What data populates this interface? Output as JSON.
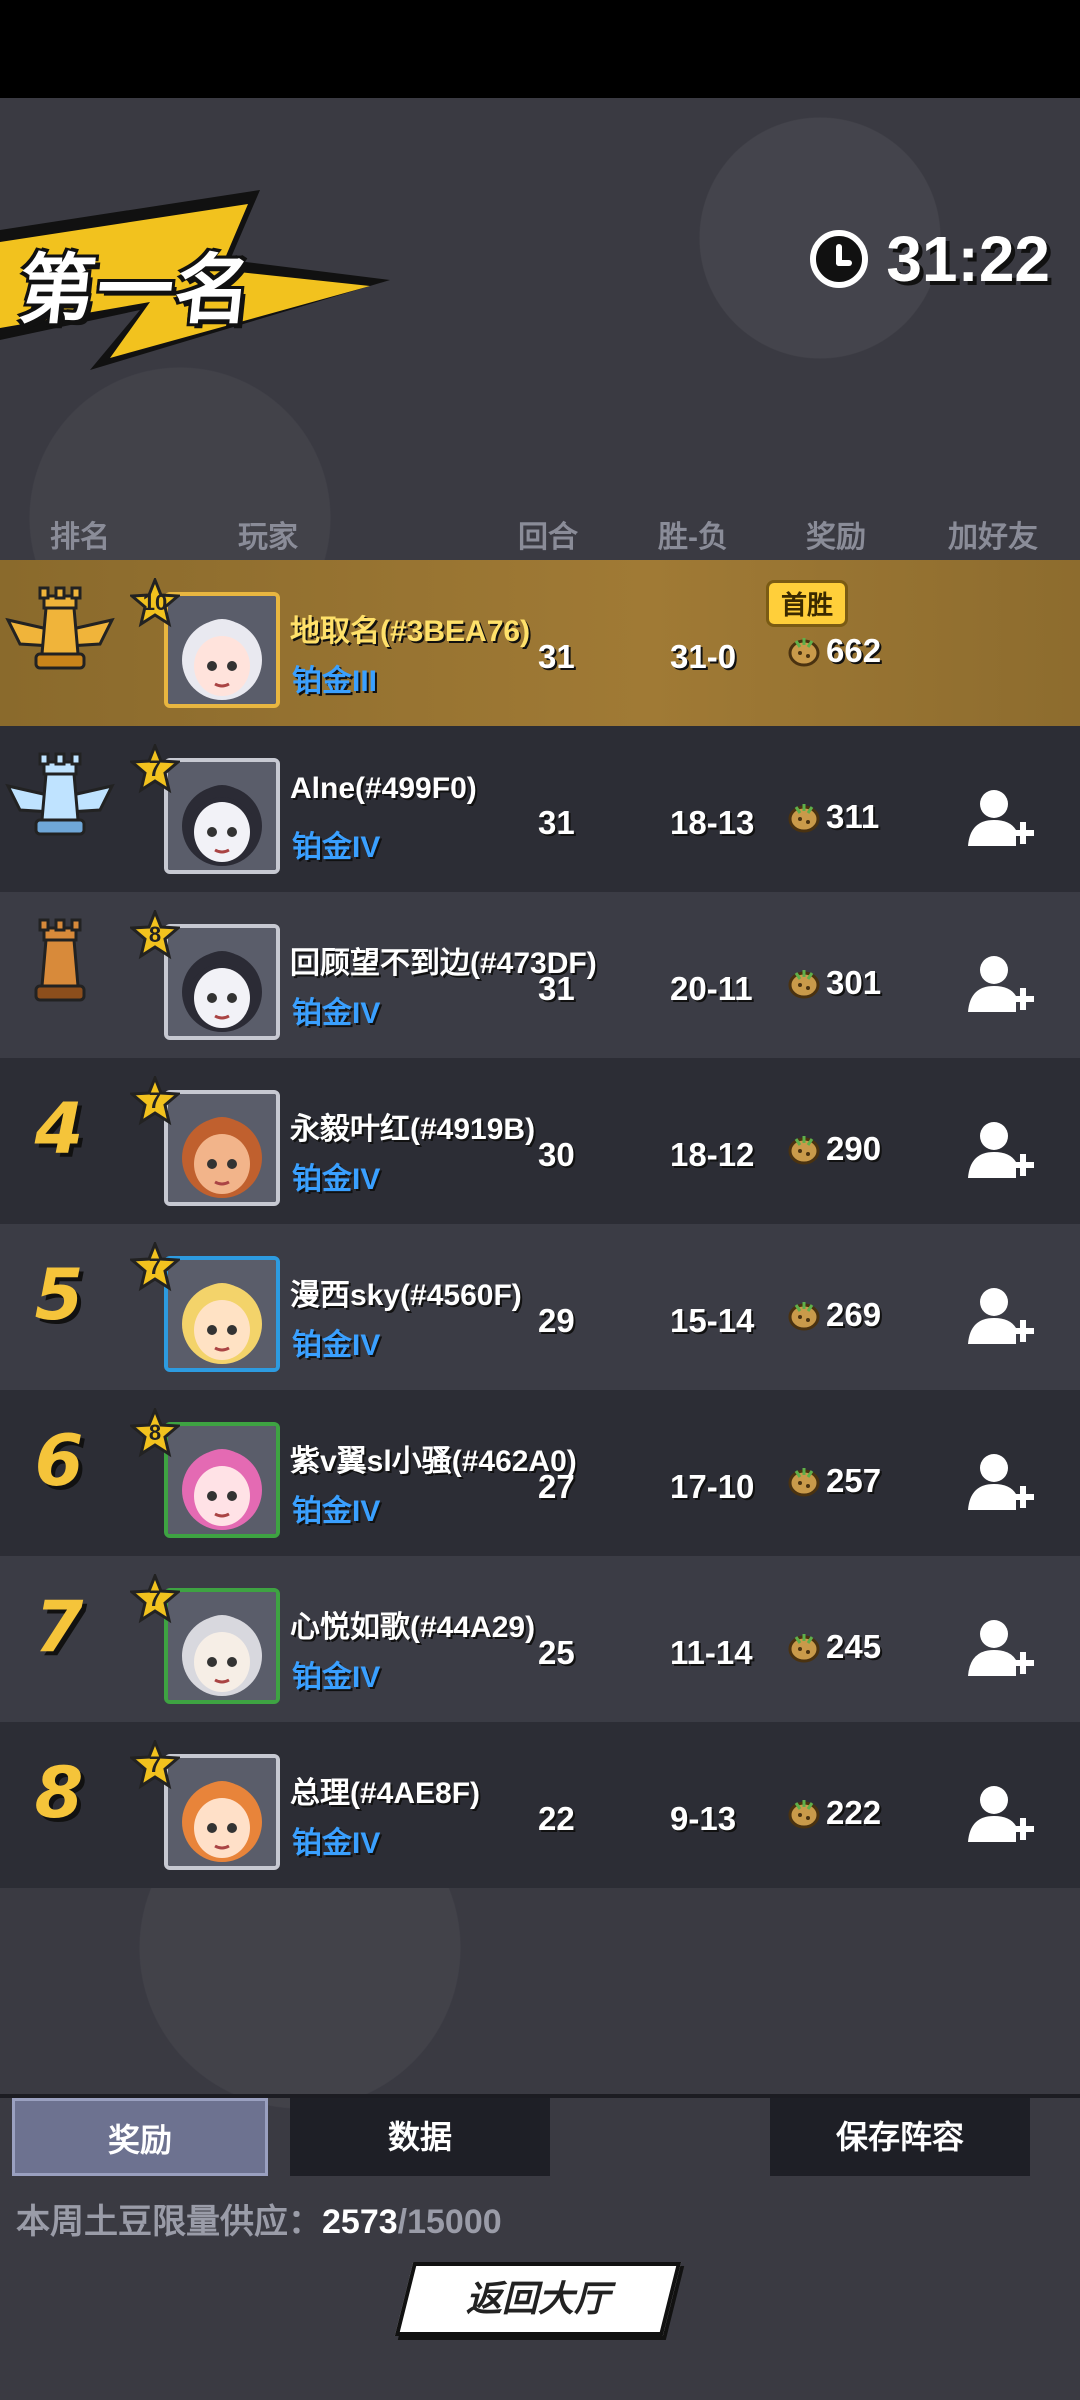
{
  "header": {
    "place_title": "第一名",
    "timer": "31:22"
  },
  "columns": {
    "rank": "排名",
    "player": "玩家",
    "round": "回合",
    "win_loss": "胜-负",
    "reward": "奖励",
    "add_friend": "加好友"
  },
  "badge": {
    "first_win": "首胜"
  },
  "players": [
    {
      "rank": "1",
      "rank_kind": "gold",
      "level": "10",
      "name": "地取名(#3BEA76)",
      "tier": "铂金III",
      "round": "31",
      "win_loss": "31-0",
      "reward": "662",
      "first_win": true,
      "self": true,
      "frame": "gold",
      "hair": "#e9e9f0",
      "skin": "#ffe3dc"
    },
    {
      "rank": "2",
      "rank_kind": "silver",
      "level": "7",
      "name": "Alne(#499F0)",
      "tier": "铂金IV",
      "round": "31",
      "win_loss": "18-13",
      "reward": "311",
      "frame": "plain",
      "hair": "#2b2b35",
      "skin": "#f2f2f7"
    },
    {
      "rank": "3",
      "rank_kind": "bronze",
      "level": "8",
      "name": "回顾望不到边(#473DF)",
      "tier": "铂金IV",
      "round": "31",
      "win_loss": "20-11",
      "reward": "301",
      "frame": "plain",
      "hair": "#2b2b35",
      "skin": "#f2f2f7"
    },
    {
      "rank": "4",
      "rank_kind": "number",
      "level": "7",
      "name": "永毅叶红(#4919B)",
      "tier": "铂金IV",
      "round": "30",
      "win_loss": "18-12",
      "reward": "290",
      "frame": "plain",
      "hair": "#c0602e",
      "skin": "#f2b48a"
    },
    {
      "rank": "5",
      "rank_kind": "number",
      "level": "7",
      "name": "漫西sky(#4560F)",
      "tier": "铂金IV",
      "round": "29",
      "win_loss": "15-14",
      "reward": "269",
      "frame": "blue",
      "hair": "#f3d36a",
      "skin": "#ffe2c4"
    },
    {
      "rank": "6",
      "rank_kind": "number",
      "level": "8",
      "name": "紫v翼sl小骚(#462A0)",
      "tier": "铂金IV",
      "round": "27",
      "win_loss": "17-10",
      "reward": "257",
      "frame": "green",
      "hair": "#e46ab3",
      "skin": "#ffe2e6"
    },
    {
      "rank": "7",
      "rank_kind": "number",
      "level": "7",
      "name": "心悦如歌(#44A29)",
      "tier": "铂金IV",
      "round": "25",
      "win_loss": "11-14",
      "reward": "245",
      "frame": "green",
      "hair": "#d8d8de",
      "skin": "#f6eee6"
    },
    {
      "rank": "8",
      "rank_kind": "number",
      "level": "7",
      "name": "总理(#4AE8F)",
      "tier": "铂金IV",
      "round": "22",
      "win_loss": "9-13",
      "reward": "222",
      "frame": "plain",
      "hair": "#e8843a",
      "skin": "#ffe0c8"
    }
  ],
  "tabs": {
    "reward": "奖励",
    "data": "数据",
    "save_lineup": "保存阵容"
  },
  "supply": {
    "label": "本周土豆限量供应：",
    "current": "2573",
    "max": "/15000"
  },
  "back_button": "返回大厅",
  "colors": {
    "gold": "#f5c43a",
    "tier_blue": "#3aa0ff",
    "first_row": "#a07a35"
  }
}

Given instruction —
Looking at the entries above, say how many lines contain the word "round". Only the number is wanted.

Solution —
9